Extracted records
☆ ☆ ☆ ☆
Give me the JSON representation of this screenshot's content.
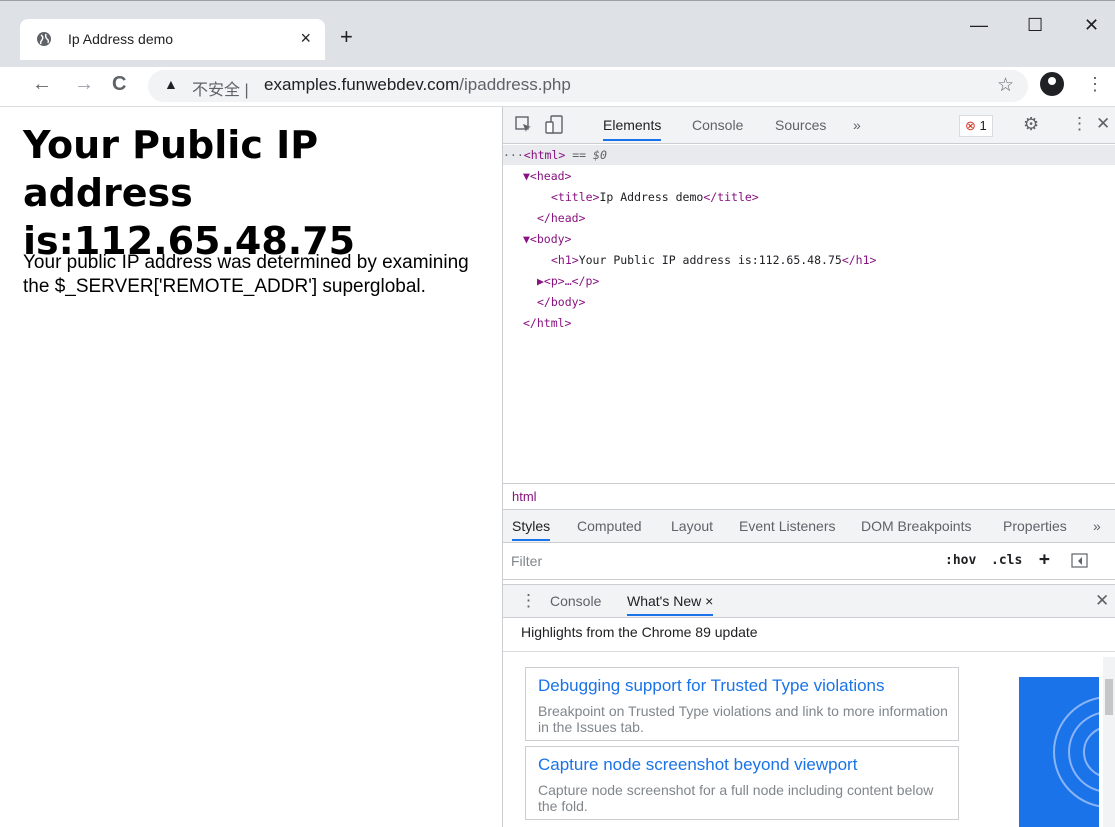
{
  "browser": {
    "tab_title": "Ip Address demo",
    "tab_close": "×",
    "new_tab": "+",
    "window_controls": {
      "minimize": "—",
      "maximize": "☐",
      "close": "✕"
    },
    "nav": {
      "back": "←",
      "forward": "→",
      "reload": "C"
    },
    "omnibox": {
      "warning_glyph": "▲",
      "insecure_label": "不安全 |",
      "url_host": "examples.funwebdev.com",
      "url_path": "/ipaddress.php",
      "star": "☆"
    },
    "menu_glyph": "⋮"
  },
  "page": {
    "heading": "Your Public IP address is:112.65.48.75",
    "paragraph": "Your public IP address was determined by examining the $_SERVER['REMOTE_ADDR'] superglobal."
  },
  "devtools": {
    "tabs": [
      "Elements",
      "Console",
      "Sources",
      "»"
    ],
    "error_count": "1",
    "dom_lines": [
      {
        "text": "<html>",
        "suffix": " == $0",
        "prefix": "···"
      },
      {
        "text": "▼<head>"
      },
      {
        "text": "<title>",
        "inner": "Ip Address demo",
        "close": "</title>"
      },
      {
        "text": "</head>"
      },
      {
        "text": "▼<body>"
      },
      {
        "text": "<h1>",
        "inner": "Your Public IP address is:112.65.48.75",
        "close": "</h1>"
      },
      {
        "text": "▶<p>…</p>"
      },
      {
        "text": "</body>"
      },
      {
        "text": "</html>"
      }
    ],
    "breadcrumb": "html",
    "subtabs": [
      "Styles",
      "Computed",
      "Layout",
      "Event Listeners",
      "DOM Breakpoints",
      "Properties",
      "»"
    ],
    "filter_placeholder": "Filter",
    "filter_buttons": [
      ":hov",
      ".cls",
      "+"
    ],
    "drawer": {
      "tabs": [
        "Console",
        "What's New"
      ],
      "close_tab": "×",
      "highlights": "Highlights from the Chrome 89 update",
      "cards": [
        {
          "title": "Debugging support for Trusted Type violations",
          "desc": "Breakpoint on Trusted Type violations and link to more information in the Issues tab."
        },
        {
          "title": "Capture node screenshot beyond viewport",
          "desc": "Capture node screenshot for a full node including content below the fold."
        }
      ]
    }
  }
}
☆ ☆ ☆ ☆
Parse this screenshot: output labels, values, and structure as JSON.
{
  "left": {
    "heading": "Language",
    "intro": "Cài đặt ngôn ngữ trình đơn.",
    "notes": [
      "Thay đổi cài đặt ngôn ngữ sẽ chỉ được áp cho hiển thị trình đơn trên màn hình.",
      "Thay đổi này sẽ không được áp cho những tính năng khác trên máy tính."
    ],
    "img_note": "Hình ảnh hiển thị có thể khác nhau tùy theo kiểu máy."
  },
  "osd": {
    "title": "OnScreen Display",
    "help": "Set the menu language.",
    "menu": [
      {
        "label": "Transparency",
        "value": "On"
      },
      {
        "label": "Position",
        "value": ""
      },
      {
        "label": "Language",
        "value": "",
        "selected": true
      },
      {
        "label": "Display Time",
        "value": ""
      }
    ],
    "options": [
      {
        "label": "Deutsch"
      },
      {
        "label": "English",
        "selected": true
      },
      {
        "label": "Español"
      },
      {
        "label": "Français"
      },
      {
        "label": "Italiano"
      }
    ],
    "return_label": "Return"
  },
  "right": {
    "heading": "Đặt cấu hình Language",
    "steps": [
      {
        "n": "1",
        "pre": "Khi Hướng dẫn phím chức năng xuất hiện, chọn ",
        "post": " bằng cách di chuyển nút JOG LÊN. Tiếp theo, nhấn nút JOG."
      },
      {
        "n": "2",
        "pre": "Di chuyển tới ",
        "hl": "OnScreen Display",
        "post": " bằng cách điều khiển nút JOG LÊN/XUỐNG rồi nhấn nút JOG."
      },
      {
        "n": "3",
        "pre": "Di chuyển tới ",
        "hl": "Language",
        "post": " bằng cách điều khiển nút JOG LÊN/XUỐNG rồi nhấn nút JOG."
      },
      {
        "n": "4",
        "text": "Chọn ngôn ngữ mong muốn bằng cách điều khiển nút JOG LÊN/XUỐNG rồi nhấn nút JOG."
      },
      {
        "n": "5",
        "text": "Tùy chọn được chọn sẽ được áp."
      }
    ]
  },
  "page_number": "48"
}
☆ ☆ ☆ ☆
• **Goal of the exercise**
Check each line of the records for "ngôn" and copy the ones that contain it.

• **Worked answer**
    "intro": "Cài đặt ngôn ngữ trình đơn.",
      "Thay đổi cài đặt ngôn ngữ sẽ chỉ được áp cho hiển thị trình đơn trên màn hình.",
        "text": "Chọn ngôn ngữ mong muốn bằng cách điều khiển nút JOG LÊN/XUỐNG rồi nhấn nút JOG."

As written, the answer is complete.